[Goal]
Copy the stretch from the start of the records through the line containing "budget-label-text: 部门支出预算数 <box>594", reproducing every line exactly.

[Input data]

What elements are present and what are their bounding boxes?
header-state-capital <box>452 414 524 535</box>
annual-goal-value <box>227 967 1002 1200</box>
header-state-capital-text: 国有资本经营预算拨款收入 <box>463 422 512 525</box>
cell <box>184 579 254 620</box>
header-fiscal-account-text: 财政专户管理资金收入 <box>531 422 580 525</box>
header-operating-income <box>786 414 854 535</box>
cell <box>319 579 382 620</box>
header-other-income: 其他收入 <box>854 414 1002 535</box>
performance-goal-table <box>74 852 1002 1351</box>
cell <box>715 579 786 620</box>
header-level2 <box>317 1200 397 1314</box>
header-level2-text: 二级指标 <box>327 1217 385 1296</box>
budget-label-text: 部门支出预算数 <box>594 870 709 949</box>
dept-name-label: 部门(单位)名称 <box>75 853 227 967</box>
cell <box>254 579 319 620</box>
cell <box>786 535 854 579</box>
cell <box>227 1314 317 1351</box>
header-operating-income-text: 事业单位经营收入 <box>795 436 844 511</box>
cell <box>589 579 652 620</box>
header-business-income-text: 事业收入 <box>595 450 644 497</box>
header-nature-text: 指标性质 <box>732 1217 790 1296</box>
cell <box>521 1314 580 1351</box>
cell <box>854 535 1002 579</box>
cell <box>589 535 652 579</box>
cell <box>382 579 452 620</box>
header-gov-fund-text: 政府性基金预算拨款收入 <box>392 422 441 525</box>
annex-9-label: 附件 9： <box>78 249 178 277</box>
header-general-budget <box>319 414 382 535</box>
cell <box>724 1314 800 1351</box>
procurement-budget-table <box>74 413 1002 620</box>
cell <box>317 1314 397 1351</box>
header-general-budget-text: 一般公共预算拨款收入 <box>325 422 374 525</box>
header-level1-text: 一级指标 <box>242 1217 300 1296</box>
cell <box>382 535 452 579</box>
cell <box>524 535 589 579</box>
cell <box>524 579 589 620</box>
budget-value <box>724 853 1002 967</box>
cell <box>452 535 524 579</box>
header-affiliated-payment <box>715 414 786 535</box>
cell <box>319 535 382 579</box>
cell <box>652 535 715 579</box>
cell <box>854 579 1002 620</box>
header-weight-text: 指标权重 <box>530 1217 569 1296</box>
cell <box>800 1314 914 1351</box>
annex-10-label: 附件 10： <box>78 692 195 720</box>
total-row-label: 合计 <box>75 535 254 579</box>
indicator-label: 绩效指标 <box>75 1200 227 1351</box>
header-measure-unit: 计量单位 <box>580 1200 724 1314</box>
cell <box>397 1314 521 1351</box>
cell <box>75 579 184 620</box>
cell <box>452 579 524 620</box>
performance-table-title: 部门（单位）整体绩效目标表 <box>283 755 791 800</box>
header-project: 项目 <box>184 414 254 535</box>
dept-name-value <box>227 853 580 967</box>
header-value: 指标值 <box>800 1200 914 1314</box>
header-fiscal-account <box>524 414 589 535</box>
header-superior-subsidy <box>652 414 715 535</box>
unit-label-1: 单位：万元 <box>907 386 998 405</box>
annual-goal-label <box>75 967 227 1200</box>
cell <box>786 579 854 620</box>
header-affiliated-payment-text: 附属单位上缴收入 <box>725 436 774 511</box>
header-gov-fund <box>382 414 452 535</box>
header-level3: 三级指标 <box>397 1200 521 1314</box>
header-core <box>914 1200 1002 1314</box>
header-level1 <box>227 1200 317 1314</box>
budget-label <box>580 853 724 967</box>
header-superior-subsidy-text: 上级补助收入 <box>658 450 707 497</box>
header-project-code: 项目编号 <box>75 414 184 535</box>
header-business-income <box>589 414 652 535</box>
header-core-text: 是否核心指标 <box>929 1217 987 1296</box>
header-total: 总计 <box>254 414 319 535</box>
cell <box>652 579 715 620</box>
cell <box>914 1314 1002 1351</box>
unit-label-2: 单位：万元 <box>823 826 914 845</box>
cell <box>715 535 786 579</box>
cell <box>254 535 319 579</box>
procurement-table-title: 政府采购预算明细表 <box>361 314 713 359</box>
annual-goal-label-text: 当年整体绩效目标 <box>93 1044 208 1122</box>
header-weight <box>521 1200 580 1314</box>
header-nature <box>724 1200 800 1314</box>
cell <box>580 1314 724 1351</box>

[Reply]
What elements are present and what are their bounding boxes?
header-state-capital <box>452 414 524 535</box>
annual-goal-value <box>227 967 1002 1200</box>
header-state-capital-text: 国有资本经营预算拨款收入 <box>463 422 512 525</box>
cell <box>184 579 254 620</box>
header-fiscal-account-text: 财政专户管理资金收入 <box>531 422 580 525</box>
header-operating-income <box>786 414 854 535</box>
cell <box>319 579 382 620</box>
header-other-income: 其他收入 <box>854 414 1002 535</box>
performance-goal-table <box>74 852 1002 1351</box>
cell <box>715 579 786 620</box>
header-level2 <box>317 1200 397 1314</box>
header-level2-text: 二级指标 <box>327 1217 385 1296</box>
budget-label-text: 部门支出预算数 <box>594 870 709 949</box>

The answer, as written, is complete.